-- Input records start --

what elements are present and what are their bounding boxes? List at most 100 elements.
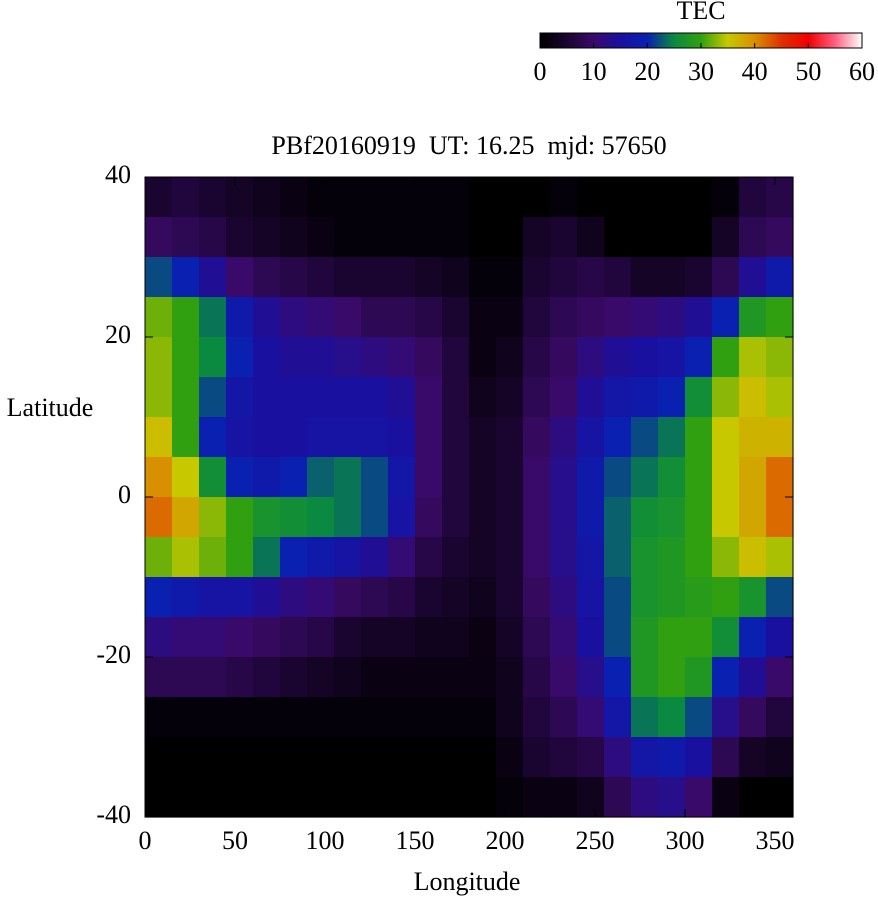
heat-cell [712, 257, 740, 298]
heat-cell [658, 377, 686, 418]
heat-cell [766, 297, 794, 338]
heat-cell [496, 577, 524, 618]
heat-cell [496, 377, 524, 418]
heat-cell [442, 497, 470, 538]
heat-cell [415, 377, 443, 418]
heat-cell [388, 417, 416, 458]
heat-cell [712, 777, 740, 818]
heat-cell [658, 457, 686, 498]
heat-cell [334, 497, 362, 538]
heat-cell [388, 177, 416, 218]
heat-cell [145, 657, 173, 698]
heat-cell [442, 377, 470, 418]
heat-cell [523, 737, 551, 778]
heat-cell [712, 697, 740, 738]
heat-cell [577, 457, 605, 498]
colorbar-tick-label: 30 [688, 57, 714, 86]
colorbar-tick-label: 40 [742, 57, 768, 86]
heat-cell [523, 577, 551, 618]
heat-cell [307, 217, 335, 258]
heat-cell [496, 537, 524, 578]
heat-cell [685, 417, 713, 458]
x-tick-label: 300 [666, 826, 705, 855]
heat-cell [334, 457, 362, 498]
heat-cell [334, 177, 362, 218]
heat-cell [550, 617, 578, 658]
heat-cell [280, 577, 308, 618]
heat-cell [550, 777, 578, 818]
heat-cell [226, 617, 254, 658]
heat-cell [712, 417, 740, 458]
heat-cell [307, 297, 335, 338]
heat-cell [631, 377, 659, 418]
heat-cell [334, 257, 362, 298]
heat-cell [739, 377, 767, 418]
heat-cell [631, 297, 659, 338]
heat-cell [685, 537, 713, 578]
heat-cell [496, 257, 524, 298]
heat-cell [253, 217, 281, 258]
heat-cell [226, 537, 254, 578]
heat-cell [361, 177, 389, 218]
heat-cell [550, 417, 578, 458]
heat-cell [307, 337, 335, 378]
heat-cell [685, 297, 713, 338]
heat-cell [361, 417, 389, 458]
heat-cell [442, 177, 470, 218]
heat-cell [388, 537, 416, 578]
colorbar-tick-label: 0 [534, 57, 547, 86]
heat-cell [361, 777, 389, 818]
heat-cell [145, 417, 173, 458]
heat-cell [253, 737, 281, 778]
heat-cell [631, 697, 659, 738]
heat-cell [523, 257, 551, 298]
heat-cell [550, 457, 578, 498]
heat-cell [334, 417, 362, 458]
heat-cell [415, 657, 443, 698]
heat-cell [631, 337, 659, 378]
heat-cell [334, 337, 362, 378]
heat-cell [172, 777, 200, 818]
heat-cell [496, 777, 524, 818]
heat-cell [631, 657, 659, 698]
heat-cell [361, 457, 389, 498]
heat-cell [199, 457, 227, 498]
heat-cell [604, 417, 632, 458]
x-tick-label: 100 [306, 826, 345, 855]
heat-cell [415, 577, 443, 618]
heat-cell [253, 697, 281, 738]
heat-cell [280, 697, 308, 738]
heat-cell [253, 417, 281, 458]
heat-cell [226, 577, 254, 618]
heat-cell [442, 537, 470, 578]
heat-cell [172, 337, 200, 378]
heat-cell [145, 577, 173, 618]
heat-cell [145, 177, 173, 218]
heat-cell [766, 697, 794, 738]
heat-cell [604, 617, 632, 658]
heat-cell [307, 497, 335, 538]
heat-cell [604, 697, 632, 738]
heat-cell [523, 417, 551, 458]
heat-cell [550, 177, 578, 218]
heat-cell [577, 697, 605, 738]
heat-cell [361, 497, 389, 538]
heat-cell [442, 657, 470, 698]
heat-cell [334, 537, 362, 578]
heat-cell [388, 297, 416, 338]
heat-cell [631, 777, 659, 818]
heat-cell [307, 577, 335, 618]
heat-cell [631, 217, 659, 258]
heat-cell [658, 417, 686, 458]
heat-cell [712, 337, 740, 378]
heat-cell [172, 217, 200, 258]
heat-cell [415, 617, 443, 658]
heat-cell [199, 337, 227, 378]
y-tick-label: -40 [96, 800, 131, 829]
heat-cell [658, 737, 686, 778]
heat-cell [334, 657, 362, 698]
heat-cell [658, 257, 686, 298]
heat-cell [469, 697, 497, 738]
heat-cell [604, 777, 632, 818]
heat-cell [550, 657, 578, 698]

-- Input records end --

■ What the exercise asks
Copy each of the lines above verbatim, in their original order, and omit the picture.

■ Exercise solution
what elements are present and what are their bounding boxes? List at most 100 elements.
heat-cell [712, 257, 740, 298]
heat-cell [658, 377, 686, 418]
heat-cell [766, 297, 794, 338]
heat-cell [496, 577, 524, 618]
heat-cell [496, 377, 524, 418]
heat-cell [442, 497, 470, 538]
heat-cell [415, 377, 443, 418]
heat-cell [388, 417, 416, 458]
heat-cell [712, 777, 740, 818]
heat-cell [658, 457, 686, 498]
heat-cell [334, 497, 362, 538]
heat-cell [388, 177, 416, 218]
heat-cell [145, 657, 173, 698]
heat-cell [442, 377, 470, 418]
heat-cell [523, 737, 551, 778]
heat-cell [712, 697, 740, 738]
heat-cell [577, 457, 605, 498]
colorbar-tick-label: 30 [688, 57, 714, 86]
colorbar-tick-label: 40 [742, 57, 768, 86]
heat-cell [523, 577, 551, 618]
heat-cell [307, 217, 335, 258]
heat-cell [496, 537, 524, 578]
heat-cell [685, 417, 713, 458]
x-tick-label: 300 [666, 826, 705, 855]
heat-cell [334, 457, 362, 498]
heat-cell [334, 177, 362, 218]
heat-cell [550, 617, 578, 658]
heat-cell [280, 577, 308, 618]
heat-cell [550, 777, 578, 818]
heat-cell [226, 617, 254, 658]
heat-cell [712, 417, 740, 458]
heat-cell [307, 297, 335, 338]
heat-cell [631, 377, 659, 418]
heat-cell [334, 257, 362, 298]
heat-cell [739, 377, 767, 418]
heat-cell [631, 297, 659, 338]
heat-cell [685, 537, 713, 578]
heat-cell [496, 257, 524, 298]
heat-cell [253, 217, 281, 258]
heat-cell [226, 537, 254, 578]
heat-cell [361, 177, 389, 218]
heat-cell [550, 417, 578, 458]
heat-cell [307, 337, 335, 378]
heat-cell [685, 297, 713, 338]
heat-cell [361, 417, 389, 458]
heat-cell [442, 177, 470, 218]
heat-cell [388, 537, 416, 578]
colorbar-tick-label: 0 [534, 57, 547, 86]
heat-cell [361, 777, 389, 818]
heat-cell [145, 417, 173, 458]
heat-cell [253, 737, 281, 778]
heat-cell [631, 697, 659, 738]
heat-cell [523, 257, 551, 298]
heat-cell [550, 457, 578, 498]
heat-cell [334, 417, 362, 458]
heat-cell [415, 657, 443, 698]
heat-cell [631, 337, 659, 378]
heat-cell [334, 337, 362, 378]
heat-cell [172, 777, 200, 818]
heat-cell [496, 777, 524, 818]
heat-cell [631, 657, 659, 698]
heat-cell [361, 457, 389, 498]
heat-cell [199, 457, 227, 498]
heat-cell [604, 417, 632, 458]
x-tick-label: 100 [306, 826, 345, 855]
heat-cell [415, 577, 443, 618]
heat-cell [253, 697, 281, 738]
heat-cell [280, 697, 308, 738]
heat-cell [253, 417, 281, 458]
heat-cell [226, 577, 254, 618]
heat-cell [442, 537, 470, 578]
heat-cell [172, 337, 200, 378]
heat-cell [145, 577, 173, 618]
heat-cell [145, 177, 173, 218]
heat-cell [766, 697, 794, 738]
heat-cell [604, 617, 632, 658]
heat-cell [307, 497, 335, 538]
heat-cell [604, 697, 632, 738]
heat-cell [523, 417, 551, 458]
heat-cell [550, 177, 578, 218]
heat-cell [577, 697, 605, 738]
heat-cell [361, 497, 389, 538]
heat-cell [442, 657, 470, 698]
heat-cell [334, 537, 362, 578]
heat-cell [388, 297, 416, 338]
heat-cell [631, 777, 659, 818]
heat-cell [307, 577, 335, 618]
heat-cell [631, 217, 659, 258]
heat-cell [658, 417, 686, 458]
heat-cell [712, 337, 740, 378]
heat-cell [172, 217, 200, 258]
heat-cell [415, 617, 443, 658]
heat-cell [199, 337, 227, 378]
y-tick-label: -40 [96, 800, 131, 829]
heat-cell [658, 737, 686, 778]
heat-cell [334, 657, 362, 698]
heat-cell [658, 257, 686, 298]
heat-cell [469, 697, 497, 738]
heat-cell [604, 777, 632, 818]
heat-cell [550, 657, 578, 698]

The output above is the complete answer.